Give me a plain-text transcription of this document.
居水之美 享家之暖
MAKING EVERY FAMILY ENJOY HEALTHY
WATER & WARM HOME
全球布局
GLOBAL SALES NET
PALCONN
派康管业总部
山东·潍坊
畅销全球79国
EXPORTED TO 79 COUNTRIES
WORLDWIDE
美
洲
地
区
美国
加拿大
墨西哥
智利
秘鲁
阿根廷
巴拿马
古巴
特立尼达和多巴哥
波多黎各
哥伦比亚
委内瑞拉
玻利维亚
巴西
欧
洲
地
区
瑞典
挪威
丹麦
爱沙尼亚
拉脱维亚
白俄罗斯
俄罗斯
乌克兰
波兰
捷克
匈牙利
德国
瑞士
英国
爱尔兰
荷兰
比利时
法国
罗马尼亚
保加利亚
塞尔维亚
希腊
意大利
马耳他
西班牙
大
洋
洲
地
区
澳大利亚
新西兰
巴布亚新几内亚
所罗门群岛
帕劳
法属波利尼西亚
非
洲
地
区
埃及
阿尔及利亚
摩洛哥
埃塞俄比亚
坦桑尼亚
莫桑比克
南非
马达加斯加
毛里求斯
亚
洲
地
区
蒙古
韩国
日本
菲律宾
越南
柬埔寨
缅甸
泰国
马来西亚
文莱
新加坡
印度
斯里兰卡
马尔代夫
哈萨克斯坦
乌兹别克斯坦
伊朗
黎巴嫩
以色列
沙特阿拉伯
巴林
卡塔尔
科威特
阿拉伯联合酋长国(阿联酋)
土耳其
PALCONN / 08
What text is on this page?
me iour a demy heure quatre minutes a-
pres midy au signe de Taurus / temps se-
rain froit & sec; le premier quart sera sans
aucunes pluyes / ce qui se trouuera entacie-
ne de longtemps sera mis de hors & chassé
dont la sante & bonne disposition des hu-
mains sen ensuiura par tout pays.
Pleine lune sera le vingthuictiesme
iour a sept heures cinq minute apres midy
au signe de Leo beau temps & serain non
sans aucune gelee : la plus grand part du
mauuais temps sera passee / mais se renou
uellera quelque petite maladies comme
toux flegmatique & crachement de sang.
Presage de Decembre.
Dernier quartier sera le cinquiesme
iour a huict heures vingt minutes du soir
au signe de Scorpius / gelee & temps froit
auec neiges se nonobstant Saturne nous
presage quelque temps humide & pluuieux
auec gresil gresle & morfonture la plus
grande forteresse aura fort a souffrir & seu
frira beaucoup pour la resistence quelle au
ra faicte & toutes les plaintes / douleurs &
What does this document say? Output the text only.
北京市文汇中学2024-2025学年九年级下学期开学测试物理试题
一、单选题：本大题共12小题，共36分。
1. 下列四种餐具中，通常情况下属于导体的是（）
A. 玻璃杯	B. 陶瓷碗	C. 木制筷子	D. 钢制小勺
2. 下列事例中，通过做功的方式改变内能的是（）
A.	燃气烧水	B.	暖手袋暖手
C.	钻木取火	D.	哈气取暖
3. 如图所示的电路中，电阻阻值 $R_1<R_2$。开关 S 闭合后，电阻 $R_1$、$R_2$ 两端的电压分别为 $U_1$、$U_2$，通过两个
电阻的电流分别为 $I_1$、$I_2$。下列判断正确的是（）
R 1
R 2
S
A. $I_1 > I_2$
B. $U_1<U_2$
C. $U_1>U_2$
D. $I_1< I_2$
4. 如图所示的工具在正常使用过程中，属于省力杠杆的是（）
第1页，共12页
• • • • • • •
▸ Problem: Faithfully copy every entry, leaving nothing out.

▸ The completed task:
Give me a plain-text transcription of this document.
居水之美 享家之暖
MAKING EVERY FAMILY ENJOY HEALTHY
WATER & WARM HOME
全球布局
GLOBAL SALES NET
PALCONN
派康管业总部
山东·潍坊
畅销全球79国
EXPORTED TO 79 COUNTRIES
WORLDWIDE
美
洲
地
区
美国
加拿大
墨西哥
智利
秘鲁
阿根廷
巴拿马
古巴
特立尼达和多巴哥
波多黎各
哥伦比亚
委内瑞拉
玻利维亚
巴西
欧
洲
地
区
瑞典
挪威
丹麦
爱沙尼亚
拉脱维亚
白俄罗斯
俄罗斯
乌克兰
波兰
捷克
匈牙利
德国
瑞士
英国
爱尔兰
荷兰
比利时
法国
罗马尼亚
保加利亚
塞尔维亚
希腊
意大利
马耳他
西班牙
大
洋
洲
地
区
澳大利亚
新西兰
巴布亚新几内亚
所罗门群岛
帕劳
法属波利尼西亚
非
洲
地
区
埃及
阿尔及利亚
摩洛哥
埃塞俄比亚
坦桑尼亚
莫桑比克
南非
马达加斯加
毛里求斯
亚
洲
地
区
蒙古
韩国
日本
菲律宾
越南
柬埔寨
缅甸
泰国
马来西亚
文莱
新加坡
印度
斯里兰卡
马尔代夫
哈萨克斯坦
乌兹别克斯坦
伊朗
黎巴嫩
以色列
沙特阿拉伯
巴林
卡塔尔
科威特
阿拉伯联合酋长国(阿联酋)
土耳其
PALCONN / 08
What text is on this page?
me iour a demy heure quatre minutes a-
pres midy au signe de Taurus / temps se-
rain froit & sec; le premier quart sera sans
aucunes pluyes / ce qui se trouuera entacie-
ne de longtemps sera mis de hors & chassé
dont la sante & bonne disposition des hu-
mains sen ensuiura par tout pays.
Pleine lune sera le vingthuictiesme
iour a sept heures cinq minute apres midy
au signe de Leo beau temps & serain non
sans aucune gelee : la plus grand part du
mauuais temps sera passee / mais se renou
uellera quelque petite maladies comme
toux flegmatique & crachement de sang.
Presage de Decembre.
Dernier quartier sera le cinquiesme
iour a huict heures vingt minutes du soir
au signe de Scorpius / gelee & temps froit
auec neiges se nonobstant Saturne nous
presage quelque temps humide & pluuieux
auec gresil gresle & morfonture la plus
grande forteresse aura fort a souffrir & seu
frira beaucoup pour la resistence quelle au
ra faicte & toutes les plaintes / douleurs &
What does this document say? Output the text only.
北京市文汇中学2024-2025学年九年级下学期开学测试物理试题
一、单选题：本大题共12小题，共36分。
1. 下列四种餐具中，通常情况下属于导体的是（）
A. 玻璃杯	B. 陶瓷碗	C. 木制筷子	D. 钢制小勺
2. 下列事例中，通过做功的方式改变内能的是（）
A.	燃气烧水	B.	暖手袋暖手
C.	钻木取火	D.	哈气取暖
3. 如图所示的电路中，电阻阻值 $R_1<R_2$。开关 S 闭合后，电阻 $R_1$、$R_2$ 两端的电压分别为 $U_1$、$U_2$，通过两个
电阻的电流分别为 $I_1$、$I_2$。下列判断正确的是（）
R 1
R 2
S
A. $I_1 > I_2$
B. $U_1<U_2$
C. $U_1>U_2$
D. $I_1< I_2$
4. 如图所示的工具在正常使用过程中，属于省力杠杆的是（）
第1页，共12页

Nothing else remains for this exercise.